### The task
In the data below, find each line containing the string "essais" and return it.

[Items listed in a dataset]
::::::::

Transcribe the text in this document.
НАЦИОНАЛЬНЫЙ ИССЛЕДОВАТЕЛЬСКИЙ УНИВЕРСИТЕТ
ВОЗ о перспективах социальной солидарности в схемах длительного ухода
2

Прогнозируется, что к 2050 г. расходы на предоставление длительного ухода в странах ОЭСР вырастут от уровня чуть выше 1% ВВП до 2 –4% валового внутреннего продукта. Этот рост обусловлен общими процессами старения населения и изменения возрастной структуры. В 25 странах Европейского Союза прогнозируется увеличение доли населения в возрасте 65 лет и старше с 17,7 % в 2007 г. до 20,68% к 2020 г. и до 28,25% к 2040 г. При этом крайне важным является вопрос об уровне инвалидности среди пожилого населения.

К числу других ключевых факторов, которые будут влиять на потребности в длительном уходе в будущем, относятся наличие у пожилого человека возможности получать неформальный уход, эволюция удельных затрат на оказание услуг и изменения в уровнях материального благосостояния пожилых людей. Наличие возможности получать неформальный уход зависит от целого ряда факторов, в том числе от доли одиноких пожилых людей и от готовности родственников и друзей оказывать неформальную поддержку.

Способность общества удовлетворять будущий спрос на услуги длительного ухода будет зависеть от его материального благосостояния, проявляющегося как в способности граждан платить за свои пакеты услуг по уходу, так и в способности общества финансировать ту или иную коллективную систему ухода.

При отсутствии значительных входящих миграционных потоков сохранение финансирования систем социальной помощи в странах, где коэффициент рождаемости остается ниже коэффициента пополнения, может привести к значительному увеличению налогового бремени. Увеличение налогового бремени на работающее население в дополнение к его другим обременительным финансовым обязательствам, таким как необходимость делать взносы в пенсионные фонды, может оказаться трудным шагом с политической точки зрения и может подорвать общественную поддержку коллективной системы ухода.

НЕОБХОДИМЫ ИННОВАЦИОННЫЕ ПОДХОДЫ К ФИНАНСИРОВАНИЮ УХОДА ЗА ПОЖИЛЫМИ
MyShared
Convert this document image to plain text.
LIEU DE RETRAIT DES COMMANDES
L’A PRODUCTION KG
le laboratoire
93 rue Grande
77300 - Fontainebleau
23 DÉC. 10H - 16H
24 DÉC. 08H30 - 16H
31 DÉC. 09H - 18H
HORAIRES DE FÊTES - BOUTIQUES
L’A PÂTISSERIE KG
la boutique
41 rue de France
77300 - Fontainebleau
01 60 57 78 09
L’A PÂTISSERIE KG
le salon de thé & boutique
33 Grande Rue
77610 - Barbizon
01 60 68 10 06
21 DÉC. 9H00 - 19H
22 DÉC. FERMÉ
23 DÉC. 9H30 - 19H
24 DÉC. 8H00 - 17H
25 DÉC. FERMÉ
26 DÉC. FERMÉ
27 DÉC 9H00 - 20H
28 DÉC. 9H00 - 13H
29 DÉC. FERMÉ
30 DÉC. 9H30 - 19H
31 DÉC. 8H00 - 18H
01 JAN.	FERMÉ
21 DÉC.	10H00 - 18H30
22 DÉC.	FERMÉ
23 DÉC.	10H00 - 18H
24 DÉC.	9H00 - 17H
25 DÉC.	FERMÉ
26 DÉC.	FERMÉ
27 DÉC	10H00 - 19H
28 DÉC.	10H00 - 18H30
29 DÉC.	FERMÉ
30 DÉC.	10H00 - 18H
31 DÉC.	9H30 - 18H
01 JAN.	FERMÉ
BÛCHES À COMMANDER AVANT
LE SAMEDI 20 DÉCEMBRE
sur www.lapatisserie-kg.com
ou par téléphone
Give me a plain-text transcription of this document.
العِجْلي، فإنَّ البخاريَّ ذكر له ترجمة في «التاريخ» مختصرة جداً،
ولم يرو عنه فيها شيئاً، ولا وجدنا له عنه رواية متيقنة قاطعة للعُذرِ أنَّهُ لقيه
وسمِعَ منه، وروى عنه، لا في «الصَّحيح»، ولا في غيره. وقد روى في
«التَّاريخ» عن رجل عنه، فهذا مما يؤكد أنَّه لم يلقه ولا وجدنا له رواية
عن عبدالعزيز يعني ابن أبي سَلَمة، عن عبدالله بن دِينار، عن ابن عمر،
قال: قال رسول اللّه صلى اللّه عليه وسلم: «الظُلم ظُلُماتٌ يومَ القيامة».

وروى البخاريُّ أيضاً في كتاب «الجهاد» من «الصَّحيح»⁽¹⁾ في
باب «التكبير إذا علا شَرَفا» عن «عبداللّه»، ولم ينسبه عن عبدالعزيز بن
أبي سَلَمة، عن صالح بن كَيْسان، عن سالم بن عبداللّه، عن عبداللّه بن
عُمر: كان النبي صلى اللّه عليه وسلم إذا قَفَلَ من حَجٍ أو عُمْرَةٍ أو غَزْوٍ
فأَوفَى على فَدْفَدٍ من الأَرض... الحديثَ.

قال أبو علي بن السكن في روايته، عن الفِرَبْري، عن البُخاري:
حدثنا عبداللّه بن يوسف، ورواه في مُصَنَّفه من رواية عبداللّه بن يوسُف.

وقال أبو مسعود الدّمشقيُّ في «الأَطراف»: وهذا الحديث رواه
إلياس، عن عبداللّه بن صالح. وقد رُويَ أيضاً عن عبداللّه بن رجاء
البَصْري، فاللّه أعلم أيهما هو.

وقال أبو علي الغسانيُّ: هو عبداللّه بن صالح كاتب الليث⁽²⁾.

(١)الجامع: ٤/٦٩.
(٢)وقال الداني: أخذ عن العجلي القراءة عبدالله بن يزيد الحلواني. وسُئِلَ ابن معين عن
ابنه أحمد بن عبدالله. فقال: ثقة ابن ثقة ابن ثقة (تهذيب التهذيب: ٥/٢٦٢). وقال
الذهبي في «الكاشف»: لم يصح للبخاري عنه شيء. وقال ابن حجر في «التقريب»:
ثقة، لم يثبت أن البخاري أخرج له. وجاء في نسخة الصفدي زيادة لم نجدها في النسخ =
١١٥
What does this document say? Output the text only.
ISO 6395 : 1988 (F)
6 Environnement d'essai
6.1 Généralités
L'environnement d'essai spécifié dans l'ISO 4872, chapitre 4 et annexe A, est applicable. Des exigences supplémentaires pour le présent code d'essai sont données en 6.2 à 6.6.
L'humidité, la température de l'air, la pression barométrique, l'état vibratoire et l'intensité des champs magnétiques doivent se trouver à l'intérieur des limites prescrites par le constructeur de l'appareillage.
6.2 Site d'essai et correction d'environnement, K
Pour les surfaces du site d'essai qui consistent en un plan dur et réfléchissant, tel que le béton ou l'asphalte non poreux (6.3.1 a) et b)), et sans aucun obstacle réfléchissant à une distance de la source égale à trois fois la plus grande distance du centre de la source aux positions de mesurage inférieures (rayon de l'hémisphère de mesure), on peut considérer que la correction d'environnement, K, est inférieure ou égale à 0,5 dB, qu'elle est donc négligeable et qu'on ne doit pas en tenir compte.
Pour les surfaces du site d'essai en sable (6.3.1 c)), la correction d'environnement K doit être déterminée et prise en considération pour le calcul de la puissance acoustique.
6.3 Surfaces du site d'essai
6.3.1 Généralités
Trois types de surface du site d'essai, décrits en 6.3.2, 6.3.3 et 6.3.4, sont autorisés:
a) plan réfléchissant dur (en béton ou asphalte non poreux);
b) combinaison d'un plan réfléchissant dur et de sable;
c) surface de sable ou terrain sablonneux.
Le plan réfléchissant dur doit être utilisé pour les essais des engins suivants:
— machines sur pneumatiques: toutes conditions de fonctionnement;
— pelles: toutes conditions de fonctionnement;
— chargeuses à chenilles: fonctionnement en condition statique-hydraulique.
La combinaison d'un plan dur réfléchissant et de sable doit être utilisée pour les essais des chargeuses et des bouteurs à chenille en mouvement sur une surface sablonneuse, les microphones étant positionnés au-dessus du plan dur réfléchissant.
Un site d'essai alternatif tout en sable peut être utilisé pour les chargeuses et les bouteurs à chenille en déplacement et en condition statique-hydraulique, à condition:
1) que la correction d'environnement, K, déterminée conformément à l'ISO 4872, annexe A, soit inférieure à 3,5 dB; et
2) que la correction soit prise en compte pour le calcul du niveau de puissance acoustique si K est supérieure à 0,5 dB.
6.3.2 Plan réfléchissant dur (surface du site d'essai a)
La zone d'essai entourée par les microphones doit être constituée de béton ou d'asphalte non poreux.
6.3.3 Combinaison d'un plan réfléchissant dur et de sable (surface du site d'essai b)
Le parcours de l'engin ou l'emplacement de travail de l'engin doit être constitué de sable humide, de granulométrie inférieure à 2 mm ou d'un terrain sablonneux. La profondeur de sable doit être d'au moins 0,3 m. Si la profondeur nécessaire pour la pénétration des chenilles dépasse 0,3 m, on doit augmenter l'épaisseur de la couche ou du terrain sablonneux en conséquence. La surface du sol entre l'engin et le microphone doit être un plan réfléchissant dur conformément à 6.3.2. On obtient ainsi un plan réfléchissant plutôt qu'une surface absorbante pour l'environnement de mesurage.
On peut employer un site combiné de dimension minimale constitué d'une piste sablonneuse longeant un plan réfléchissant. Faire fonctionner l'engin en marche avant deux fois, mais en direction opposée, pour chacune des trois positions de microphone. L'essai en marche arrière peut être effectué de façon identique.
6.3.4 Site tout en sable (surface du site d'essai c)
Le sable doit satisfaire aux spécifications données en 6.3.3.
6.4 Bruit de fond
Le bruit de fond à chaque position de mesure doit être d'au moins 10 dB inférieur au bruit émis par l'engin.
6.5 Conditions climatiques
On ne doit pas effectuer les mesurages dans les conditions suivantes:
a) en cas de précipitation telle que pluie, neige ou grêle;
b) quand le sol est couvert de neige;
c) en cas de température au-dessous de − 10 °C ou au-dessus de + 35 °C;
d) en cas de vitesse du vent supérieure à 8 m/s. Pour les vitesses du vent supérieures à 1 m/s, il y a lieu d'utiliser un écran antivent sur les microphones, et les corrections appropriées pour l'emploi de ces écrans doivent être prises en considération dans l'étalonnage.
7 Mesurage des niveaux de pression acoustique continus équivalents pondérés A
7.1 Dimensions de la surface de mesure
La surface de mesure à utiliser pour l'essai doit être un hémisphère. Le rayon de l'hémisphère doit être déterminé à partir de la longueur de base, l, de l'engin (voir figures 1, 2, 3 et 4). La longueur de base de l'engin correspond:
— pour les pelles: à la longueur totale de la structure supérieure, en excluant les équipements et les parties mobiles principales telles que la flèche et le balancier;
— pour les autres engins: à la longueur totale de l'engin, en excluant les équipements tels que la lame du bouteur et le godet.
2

::::::::

### Answer to this task
Le plan réfléchissant dur doit être utilisé pour les essais des engins suivants:
La combinaison d'un plan dur réfléchissant et de sable doit être utilisée pour les essais des chargeuses et des bouteurs à chenille en mouvement sur une surface sablonneuse, les microphones étant positionnés au-dessus du plan dur réfléchissant.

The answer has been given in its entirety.